>> START DATASET EXTRACT

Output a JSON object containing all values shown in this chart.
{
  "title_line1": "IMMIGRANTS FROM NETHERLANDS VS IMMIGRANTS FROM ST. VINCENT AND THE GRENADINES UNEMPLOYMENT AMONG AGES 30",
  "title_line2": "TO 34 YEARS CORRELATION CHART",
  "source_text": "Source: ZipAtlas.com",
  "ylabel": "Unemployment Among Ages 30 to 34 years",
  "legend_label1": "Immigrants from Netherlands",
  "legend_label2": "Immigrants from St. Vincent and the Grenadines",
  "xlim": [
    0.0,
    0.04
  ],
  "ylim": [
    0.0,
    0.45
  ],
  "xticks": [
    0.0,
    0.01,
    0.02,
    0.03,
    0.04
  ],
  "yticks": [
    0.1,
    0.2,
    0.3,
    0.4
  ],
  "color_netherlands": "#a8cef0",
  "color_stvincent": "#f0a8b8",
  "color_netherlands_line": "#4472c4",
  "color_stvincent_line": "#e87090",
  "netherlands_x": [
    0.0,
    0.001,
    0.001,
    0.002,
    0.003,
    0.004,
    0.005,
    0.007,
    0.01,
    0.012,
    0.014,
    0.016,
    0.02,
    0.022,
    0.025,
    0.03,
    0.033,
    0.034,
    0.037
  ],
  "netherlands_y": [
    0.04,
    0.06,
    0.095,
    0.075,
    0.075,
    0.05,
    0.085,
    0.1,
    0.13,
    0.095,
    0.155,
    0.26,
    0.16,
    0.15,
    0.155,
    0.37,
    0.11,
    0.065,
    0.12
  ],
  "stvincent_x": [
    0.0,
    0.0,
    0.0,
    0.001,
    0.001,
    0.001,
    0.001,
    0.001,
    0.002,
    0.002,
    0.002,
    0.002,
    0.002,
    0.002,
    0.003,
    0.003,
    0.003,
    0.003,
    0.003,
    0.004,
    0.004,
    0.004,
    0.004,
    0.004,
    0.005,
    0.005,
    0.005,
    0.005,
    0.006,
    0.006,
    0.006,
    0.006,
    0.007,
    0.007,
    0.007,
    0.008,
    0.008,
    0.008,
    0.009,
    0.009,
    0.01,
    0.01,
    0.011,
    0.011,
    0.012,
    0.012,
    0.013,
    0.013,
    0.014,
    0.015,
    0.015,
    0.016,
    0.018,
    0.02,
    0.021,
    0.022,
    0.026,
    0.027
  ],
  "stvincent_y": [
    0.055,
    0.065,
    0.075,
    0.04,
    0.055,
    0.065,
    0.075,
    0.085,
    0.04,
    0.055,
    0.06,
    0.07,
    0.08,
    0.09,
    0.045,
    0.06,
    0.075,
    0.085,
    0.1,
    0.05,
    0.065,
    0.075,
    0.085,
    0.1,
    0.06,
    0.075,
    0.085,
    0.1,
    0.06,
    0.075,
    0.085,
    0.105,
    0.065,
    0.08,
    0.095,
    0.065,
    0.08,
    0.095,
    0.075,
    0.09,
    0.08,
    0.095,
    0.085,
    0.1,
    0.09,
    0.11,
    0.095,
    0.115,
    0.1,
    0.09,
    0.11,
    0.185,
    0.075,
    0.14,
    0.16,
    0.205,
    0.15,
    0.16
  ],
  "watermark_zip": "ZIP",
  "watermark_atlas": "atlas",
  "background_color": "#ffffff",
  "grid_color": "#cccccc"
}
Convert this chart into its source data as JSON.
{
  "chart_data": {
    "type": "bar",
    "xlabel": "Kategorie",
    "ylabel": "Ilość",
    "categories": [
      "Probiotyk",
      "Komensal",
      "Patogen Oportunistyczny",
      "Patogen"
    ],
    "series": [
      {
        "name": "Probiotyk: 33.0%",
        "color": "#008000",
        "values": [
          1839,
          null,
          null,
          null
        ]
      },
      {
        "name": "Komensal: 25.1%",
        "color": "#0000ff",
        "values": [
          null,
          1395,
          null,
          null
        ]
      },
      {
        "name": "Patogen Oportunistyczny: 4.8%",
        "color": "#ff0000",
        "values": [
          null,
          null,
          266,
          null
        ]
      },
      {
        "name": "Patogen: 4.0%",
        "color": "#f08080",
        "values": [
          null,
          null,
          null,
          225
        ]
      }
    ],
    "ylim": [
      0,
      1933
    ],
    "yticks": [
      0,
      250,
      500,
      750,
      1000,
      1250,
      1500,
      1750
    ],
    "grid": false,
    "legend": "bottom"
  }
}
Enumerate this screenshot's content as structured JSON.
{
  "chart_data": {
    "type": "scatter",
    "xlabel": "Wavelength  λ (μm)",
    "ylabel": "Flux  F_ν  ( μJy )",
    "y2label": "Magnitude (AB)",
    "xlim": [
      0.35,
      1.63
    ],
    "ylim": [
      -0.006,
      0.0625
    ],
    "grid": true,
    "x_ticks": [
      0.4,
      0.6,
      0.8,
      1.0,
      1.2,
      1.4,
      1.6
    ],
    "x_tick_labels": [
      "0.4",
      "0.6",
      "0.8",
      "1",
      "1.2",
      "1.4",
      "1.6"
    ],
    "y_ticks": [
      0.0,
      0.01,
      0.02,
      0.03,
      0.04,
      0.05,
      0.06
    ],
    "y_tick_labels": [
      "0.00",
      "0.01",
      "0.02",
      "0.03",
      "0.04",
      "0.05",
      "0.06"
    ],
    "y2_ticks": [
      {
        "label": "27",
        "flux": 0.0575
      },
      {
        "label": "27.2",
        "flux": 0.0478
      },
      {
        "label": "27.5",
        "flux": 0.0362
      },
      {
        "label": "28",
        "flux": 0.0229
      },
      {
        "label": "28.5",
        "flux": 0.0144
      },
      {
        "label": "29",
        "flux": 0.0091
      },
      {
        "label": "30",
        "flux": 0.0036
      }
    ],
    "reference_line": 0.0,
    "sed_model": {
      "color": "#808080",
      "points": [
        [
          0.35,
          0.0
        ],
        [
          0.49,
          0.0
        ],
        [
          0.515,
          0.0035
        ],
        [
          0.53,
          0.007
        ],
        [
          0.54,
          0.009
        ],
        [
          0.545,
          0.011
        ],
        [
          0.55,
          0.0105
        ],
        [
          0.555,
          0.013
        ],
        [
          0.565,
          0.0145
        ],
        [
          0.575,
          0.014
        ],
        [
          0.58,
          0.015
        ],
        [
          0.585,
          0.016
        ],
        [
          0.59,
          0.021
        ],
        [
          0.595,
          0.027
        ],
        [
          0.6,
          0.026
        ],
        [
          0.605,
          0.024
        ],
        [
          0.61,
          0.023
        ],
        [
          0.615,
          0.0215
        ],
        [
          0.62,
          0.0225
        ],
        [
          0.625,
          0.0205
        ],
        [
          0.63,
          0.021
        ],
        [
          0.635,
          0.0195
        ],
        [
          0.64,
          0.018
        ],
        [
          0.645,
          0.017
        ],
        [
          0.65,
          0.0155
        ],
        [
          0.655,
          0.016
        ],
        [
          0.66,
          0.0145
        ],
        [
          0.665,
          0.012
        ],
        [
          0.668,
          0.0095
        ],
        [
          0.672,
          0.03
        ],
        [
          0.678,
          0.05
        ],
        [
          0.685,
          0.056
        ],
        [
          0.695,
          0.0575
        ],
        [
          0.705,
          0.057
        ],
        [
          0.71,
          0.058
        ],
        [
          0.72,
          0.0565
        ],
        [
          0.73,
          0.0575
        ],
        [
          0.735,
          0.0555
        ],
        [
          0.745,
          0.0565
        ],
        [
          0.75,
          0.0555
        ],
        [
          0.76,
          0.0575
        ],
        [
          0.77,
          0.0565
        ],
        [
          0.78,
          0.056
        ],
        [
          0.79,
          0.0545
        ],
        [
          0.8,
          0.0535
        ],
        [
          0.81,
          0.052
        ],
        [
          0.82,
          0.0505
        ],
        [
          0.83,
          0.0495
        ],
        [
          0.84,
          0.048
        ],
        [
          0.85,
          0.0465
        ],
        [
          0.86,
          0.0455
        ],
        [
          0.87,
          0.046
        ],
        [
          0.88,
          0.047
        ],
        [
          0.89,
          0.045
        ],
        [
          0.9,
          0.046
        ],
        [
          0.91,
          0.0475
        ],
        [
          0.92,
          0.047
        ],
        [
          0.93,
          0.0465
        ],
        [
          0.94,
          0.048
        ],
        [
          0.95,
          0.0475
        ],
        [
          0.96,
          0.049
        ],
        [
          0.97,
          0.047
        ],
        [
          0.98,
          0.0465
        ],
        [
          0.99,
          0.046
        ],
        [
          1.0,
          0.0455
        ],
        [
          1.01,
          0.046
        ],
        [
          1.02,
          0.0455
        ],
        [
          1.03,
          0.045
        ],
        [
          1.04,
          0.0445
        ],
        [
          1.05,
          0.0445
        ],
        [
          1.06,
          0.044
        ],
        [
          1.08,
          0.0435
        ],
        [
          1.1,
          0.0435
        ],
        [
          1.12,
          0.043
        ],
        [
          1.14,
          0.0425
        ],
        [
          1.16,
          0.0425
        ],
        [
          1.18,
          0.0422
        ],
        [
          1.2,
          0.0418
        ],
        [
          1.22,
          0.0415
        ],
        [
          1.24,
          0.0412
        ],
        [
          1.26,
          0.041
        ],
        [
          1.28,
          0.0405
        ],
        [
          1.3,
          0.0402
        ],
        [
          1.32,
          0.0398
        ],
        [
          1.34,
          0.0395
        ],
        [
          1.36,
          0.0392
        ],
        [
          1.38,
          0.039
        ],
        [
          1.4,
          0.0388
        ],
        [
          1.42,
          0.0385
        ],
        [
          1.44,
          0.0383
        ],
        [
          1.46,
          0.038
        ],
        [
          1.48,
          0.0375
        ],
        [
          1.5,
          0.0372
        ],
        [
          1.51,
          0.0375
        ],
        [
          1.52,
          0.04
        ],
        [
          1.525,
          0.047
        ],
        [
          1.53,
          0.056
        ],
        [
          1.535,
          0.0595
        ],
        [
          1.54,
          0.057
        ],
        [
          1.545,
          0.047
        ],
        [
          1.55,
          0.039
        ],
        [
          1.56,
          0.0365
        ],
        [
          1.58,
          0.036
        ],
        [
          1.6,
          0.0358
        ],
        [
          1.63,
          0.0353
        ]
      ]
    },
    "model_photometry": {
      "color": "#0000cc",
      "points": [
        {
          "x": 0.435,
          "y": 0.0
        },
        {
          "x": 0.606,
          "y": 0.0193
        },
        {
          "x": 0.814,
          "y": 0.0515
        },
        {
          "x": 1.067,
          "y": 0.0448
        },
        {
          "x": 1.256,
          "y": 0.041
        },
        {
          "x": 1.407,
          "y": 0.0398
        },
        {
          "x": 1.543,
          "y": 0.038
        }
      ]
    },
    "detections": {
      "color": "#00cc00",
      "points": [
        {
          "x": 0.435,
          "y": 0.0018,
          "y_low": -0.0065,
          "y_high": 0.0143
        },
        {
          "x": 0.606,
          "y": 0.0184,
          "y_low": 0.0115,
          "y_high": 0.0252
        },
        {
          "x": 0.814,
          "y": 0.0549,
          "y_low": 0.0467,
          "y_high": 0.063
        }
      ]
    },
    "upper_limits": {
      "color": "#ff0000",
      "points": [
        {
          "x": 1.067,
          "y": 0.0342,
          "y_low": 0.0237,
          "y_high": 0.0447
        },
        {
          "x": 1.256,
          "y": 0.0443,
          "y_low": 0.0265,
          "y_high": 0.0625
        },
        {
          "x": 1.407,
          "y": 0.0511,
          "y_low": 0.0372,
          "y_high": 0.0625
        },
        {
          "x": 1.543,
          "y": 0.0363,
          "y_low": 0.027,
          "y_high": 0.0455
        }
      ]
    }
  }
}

>> END DATASET EXTRACT

DIRECTIONS FOR THIS TASK → Go through the records. Copy each line where "Patogen" appears.

FULL ANSWER →
      "Patogen Oportunistyczny",
      "Patogen"
        "name": "Patogen Oportunistyczny: 4.8%",
        "name": "Patogen: 4.0%",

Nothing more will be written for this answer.